--- start of RECORDS SUPPLIED ---

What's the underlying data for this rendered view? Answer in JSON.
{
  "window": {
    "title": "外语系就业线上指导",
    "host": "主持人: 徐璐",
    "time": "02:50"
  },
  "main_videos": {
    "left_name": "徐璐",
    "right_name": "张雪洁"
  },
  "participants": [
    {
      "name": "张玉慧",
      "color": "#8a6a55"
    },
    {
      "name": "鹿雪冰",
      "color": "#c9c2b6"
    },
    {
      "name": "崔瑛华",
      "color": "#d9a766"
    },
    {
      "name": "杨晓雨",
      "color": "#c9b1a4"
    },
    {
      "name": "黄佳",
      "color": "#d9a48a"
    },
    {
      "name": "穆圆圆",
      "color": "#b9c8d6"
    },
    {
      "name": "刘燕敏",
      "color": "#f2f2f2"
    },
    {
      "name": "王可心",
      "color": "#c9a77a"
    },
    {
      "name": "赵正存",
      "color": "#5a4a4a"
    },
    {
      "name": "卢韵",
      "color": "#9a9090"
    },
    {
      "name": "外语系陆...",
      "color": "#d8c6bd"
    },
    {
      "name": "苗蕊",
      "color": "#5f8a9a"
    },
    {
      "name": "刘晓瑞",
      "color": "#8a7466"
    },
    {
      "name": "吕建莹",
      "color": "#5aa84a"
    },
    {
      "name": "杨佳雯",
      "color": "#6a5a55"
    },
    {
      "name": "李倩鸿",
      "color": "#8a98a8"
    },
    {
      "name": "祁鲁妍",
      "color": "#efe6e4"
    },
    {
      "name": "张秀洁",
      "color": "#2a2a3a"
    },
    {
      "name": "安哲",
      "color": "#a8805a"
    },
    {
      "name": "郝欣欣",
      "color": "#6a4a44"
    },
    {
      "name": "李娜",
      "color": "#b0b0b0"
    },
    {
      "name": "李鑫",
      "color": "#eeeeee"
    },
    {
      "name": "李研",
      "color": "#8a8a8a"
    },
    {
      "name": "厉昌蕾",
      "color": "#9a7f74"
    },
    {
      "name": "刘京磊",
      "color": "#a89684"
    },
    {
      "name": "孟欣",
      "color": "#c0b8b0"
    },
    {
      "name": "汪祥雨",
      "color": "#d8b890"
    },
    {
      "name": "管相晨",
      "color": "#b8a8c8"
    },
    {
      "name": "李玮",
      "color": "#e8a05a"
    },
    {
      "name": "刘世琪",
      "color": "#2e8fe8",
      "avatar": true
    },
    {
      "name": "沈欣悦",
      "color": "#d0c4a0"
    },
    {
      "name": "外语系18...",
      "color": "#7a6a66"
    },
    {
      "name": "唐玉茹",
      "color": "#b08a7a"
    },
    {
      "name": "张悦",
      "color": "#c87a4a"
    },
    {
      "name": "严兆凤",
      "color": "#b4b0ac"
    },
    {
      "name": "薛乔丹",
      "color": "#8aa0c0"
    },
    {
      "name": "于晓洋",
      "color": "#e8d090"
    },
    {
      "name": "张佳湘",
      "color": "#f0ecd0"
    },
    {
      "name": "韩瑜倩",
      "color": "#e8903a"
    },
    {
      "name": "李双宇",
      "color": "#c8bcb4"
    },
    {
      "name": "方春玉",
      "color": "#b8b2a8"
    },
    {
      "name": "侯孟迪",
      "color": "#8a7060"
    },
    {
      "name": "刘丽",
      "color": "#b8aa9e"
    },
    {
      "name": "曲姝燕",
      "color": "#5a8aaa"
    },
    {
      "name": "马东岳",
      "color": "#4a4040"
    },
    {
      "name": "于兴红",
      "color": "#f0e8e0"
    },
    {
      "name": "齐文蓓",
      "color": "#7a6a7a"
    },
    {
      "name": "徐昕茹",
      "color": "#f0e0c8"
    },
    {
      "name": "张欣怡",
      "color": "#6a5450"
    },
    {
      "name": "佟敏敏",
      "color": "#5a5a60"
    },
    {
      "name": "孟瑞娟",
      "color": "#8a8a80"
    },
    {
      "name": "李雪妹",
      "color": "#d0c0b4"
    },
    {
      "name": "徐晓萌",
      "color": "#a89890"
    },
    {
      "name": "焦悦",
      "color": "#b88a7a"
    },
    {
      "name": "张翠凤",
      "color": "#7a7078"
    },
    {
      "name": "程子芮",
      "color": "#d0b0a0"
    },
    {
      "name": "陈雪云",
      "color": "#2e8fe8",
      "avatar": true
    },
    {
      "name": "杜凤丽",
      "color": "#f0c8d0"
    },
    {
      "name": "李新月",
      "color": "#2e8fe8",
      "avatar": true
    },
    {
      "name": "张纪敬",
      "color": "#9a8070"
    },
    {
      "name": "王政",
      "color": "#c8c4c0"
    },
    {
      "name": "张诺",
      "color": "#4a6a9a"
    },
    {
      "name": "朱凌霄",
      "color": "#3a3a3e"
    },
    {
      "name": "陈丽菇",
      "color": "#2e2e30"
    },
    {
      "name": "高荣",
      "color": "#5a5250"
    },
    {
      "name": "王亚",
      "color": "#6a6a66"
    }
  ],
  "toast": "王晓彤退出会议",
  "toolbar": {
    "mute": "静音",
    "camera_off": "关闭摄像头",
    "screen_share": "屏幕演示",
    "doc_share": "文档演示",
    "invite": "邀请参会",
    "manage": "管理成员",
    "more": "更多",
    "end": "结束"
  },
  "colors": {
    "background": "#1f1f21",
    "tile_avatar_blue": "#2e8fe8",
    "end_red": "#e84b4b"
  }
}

--- end of RECORDS SUPPLIED ---

• **WHAT TO PRODUCE**:
What is needed here is an exact reproduction of all the entries.

• **EXERCISE OUTPUT**:
What's the underlying data for this rendered view? Answer in JSON.
{
  "window": {
    "title": "外语系就业线上指导",
    "host": "主持人: 徐璐",
    "time": "02:50"
  },
  "main_videos": {
    "left_name": "徐璐",
    "right_name": "张雪洁"
  },
  "participants": [
    {
      "name": "张玉慧",
      "color": "#8a6a55"
    },
    {
      "name": "鹿雪冰",
      "color": "#c9c2b6"
    },
    {
      "name": "崔瑛华",
      "color": "#d9a766"
    },
    {
      "name": "杨晓雨",
      "color": "#c9b1a4"
    },
    {
      "name": "黄佳",
      "color": "#d9a48a"
    },
    {
      "name": "穆圆圆",
      "color": "#b9c8d6"
    },
    {
      "name": "刘燕敏",
      "color": "#f2f2f2"
    },
    {
      "name": "王可心",
      "color": "#c9a77a"
    },
    {
      "name": "赵正存",
      "color": "#5a4a4a"
    },
    {
      "name": "卢韵",
      "color": "#9a9090"
    },
    {
      "name": "外语系陆...",
      "color": "#d8c6bd"
    },
    {
      "name": "苗蕊",
      "color": "#5f8a9a"
    },
    {
      "name": "刘晓瑞",
      "color": "#8a7466"
    },
    {
      "name": "吕建莹",
      "color": "#5aa84a"
    },
    {
      "name": "杨佳雯",
      "color": "#6a5a55"
    },
    {
      "name": "李倩鸿",
      "color": "#8a98a8"
    },
    {
      "name": "祁鲁妍",
      "color": "#efe6e4"
    },
    {
      "name": "张秀洁",
      "color": "#2a2a3a"
    },
    {
      "name": "安哲",
      "color": "#a8805a"
    },
    {
      "name": "郝欣欣",
      "color": "#6a4a44"
    },
    {
      "name": "李娜",
      "color": "#b0b0b0"
    },
    {
      "name": "李鑫",
      "color": "#eeeeee"
    },
    {
      "name": "李研",
      "color": "#8a8a8a"
    },
    {
      "name": "厉昌蕾",
      "color": "#9a7f74"
    },
    {
      "name": "刘京磊",
      "color": "#a89684"
    },
    {
      "name": "孟欣",
      "color": "#c0b8b0"
    },
    {
      "name": "汪祥雨",
      "color": "#d8b890"
    },
    {
      "name": "管相晨",
      "color": "#b8a8c8"
    },
    {
      "name": "李玮",
      "color": "#e8a05a"
    },
    {
      "name": "刘世琪",
      "color": "#2e8fe8",
      "avatar": true
    },
    {
      "name": "沈欣悦",
      "color": "#d0c4a0"
    },
    {
      "name": "外语系18...",
      "color": "#7a6a66"
    },
    {
      "name": "唐玉茹",
      "color": "#b08a7a"
    },
    {
      "name": "张悦",
      "color": "#c87a4a"
    },
    {
      "name": "严兆凤",
      "color": "#b4b0ac"
    },
    {
      "name": "薛乔丹",
      "color": "#8aa0c0"
    },
    {
      "name": "于晓洋",
      "color": "#e8d090"
    },
    {
      "name": "张佳湘",
      "color": "#f0ecd0"
    },
    {
      "name": "韩瑜倩",
      "color": "#e8903a"
    },
    {
      "name": "李双宇",
      "color": "#c8bcb4"
    },
    {
      "name": "方春玉",
      "color": "#b8b2a8"
    },
    {
      "name": "侯孟迪",
      "color": "#8a7060"
    },
    {
      "name": "刘丽",
      "color": "#b8aa9e"
    },
    {
      "name": "曲姝燕",
      "color": "#5a8aaa"
    },
    {
      "name": "马东岳",
      "color": "#4a4040"
    },
    {
      "name": "于兴红",
      "color": "#f0e8e0"
    },
    {
      "name": "齐文蓓",
      "color": "#7a6a7a"
    },
    {
      "name": "徐昕茹",
      "color": "#f0e0c8"
    },
    {
      "name": "张欣怡",
      "color": "#6a5450"
    },
    {
      "name": "佟敏敏",
      "color": "#5a5a60"
    },
    {
      "name": "孟瑞娟",
      "color": "#8a8a80"
    },
    {
      "name": "李雪妹",
      "color": "#d0c0b4"
    },
    {
      "name": "徐晓萌",
      "color": "#a89890"
    },
    {
      "name": "焦悦",
      "color": "#b88a7a"
    },
    {
      "name": "张翠凤",
      "color": "#7a7078"
    },
    {
      "name": "程子芮",
      "color": "#d0b0a0"
    },
    {
      "name": "陈雪云",
      "color": "#2e8fe8",
      "avatar": true
    },
    {
      "name": "杜凤丽",
      "color": "#f0c8d0"
    },
    {
      "name": "李新月",
      "color": "#2e8fe8",
      "avatar": true
    },
    {
      "name": "张纪敬",
      "color": "#9a8070"
    },
    {
      "name": "王政",
      "color": "#c8c4c0"
    },
    {
      "name": "张诺",
      "color": "#4a6a9a"
    },
    {
      "name": "朱凌霄",
      "color": "#3a3a3e"
    },
    {
      "name": "陈丽菇",
      "color": "#2e2e30"
    },
    {
      "name": "高荣",
      "color": "#5a5250"
    },
    {
      "name": "王亚",
      "color": "#6a6a66"
    }
  ],
  "toast": "王晓彤退出会议",
  "toolbar": {
    "mute": "静音",
    "camera_off": "关闭摄像头",
    "screen_share": "屏幕演示",
    "doc_share": "文档演示",
    "invite": "邀请参会",
    "manage": "管理成员",
    "more": "更多",
    "end": "结束"
  },
  "colors": {
    "background": "#1f1f21",
    "tile_avatar_blue": "#2e8fe8",
    "end_red": "#e84b4b"
  }
}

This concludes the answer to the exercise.